Copy every line that contains the string "боку" from the entries below.
--- START Records for this task ---
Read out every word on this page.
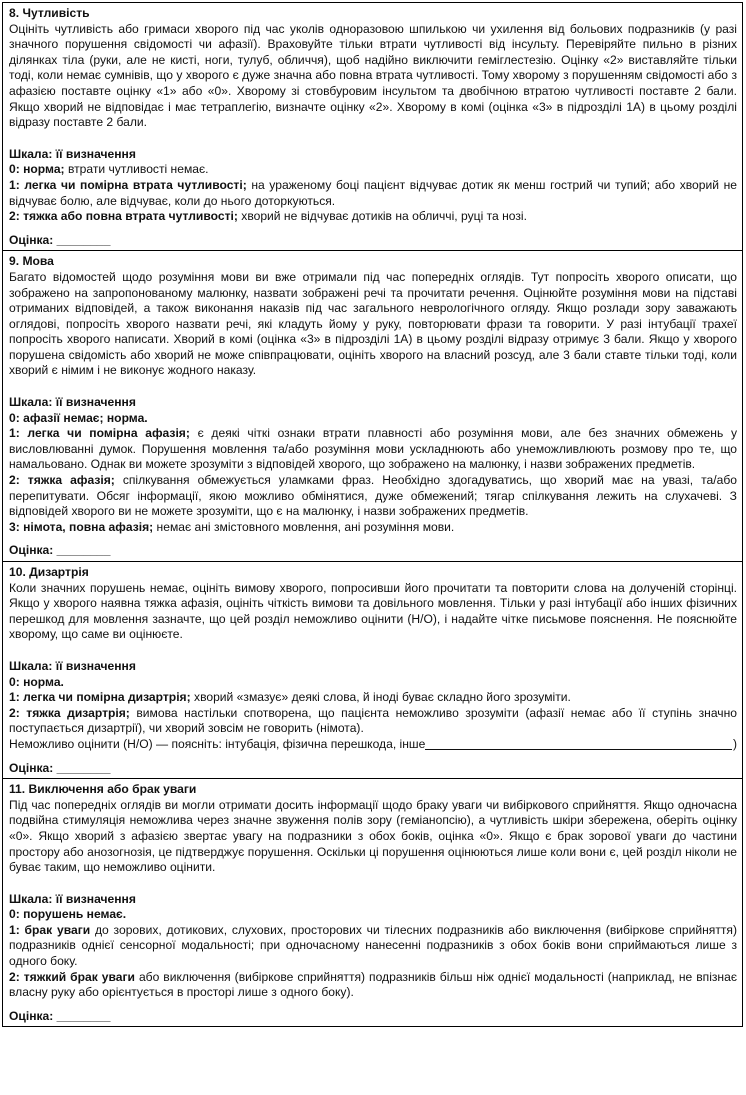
8. Чутливість

Оцініть чутливість або гримаси хворого під час уколів одноразовою шпилькою чи ухилення від больових подразників (у разі значного порушення свідомості чи афазії). Враховуйте тільки втрати чутливості від інсульту. Перевіряйте пильно в різних ділянках тіла (руки, але не кисті, ноги, тулуб, обличчя), щоб надійно виключити геміглестезію. Оцінку «2» виставляйте тільки тоді, коли немає сумнівів, що у хворого є дуже значна або повна втрата чутливості. Тому хворому з порушенням свідомості або з афазією поставте оцінку «1» або «0». Хворому зі стовбуровим інсультом та двобічною втратою чутливості поставте 2 бали. Якщо хворий не відповідає і має тетраплегію, визначте оцінку «2». Хворому в комі (оцінка «3» в підрозділі 1А) в цьому розділі відразу поставте 2 бали.

Шкала: її визначення
0: норма; втрати чутливості немає.
1: легка чи помірна втрата чутливості; на ураженому боці пацієнт відчуває дотик як менш гострий чи тупий; або хворий не відчуває болю, але відчуває, коли до нього доторкуються.
2: тяжка або повна втрата чутливості; хворий не відчуває дотиків на обличчі, руці та нозі.
Оцінка: ________
9. Мова

Багато відомостей щодо розуміння мови ви вже отримали під час попередніх оглядів. Тут попросіть хворого описати, що зображено на запропонованому малюнку, назвати зображені речі та прочитати речення. Оцінюйте розуміння мови на підставі отриманих відповідей, а також виконання наказів під час загального неврологічного огляду. Якщо розлади зору заважають оглядові, попросіть хворого назвати речі, які кладуть йому у руку, повторювати фрази та говорити. У разі інтубації трахеї попросіть хворого написати. Хворий в комі (оцінка «3» в підрозділі 1А) в цьому розділі відразу отримує 3 бали. Якщо у хворого порушена свідомість або хворий не може співпрацювати, оцініть хворого на власний розсуд, але 3 бали ставте тільки тоді, коли хворий є німим і не виконує жодного наказу.

Шкала: її визначення
0: афазії немає; норма.
1: легка чи помірна афазія; є деякі чіткі ознаки втрати плавності або розуміння мови, але без значних обмежень у висловлюванні думок. Порушення мовлення та/або розуміння мови ускладнюють або унеможливлюють розмову про те, що намальовано. Однак ви можете зрозуміти з відповідей хворого, що зображено на малюнку, і назви зображених предметів.
2: тяжка афазія; спілкування обмежується уламками фраз. Необхідно здогадуватись, що хворий має на увазі, та/або перепитувати. Обсяг інформації, якою можливо обмінятися, дуже обмежений; тягар спілкування лежить на слухачеві. З відповідей хворого ви не можете зрозуміти, що є на малюнку, і назви зображених предметів.
3: німота, повна афазія; немає ані змістовного мовлення, ані розуміння мови.
Оцінка: ________
10. Дизартрія

Коли значних порушень немає, оцініть вимову хворого, попросивши його прочитати та повторити слова на долученій сторінці. Якщо у хворого наявна тяжка афазія, оцініть чіткість вимови та довільного мовлення. Тільки у разі інтубації або інших фізичних перешкод для мовлення зазначте, що цей розділ неможливо оцінити (Н/О), і надайте чітке письмове пояснення. Не пояснюйте хворому, що саме ви оцінюєте.

Шкала: її визначення
0: норма.
1: легка чи помірна дизартрія; хворий «змазує» деякі слова, й іноді буває складно його зрозуміти.
2: тяжка дизартрія; вимова настільки спотворена, що пацієнта неможливо зрозуміти (афазії немає або її ступінь значно поступається дизартрії), чи хворий зовсім не говорить (німота).
Неможливо оцінити (Н/О) — поясніть: інтубація, фізична перешкода, інше	)
Оцінка: ________
11. Виключення або брак уваги

Під час попередніх оглядів ви могли отримати досить інформації щодо браку уваги чи вибіркового сприйняття. Якщо одночасна подвійна стимуляція неможлива через значне звуження полів зору (геміанопсію), а чутливість шкіри збережена, оберіть оцінку «0». Якщо хворий з афазією звертає увагу на подразники з обох боків, оцінка «0». Якщо є брак зорової уваги до частини простору або анозогнозія, це підтверджує порушення. Оскільки ці порушення оцінюються лише коли вони є, цей розділ ніколи не буває таким, що неможливо оцінити.

Шкала: її визначення
0: порушень немає.
1: брак уваги до зорових, дотикових, слухових, просторових чи тілесних подразників або виключення (вибіркове сприйняття) подразників однієї сенсорної модальності; при одночасному нанесенні подразників з обох боків вони сприймаються лише з одного боку.
2: тяжкий брак уваги або виключення (вибіркове сприйняття) подразників більш ніж однієї модальності (наприклад, не впізнає власну руку або орієнтується в просторі лише з одного боку).
Оцінка: ________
--- END Records for this task ---
--- Response to this task ---
1: брак уваги до зорових, дотикових, слухових, просторових чи тілесних подразників або виключення (вибіркове сприйняття) подразників однієї сенсорної модальності; при одночасному нанесенні подразників з обох боків вони сприймаються лише з одного боку.
2: тяжкий брак уваги або виключення (вибіркове сприйняття) подразників більш ніж однієї модальності (наприклад, не впізнає власну руку або орієнтується в просторі лише з одного боку).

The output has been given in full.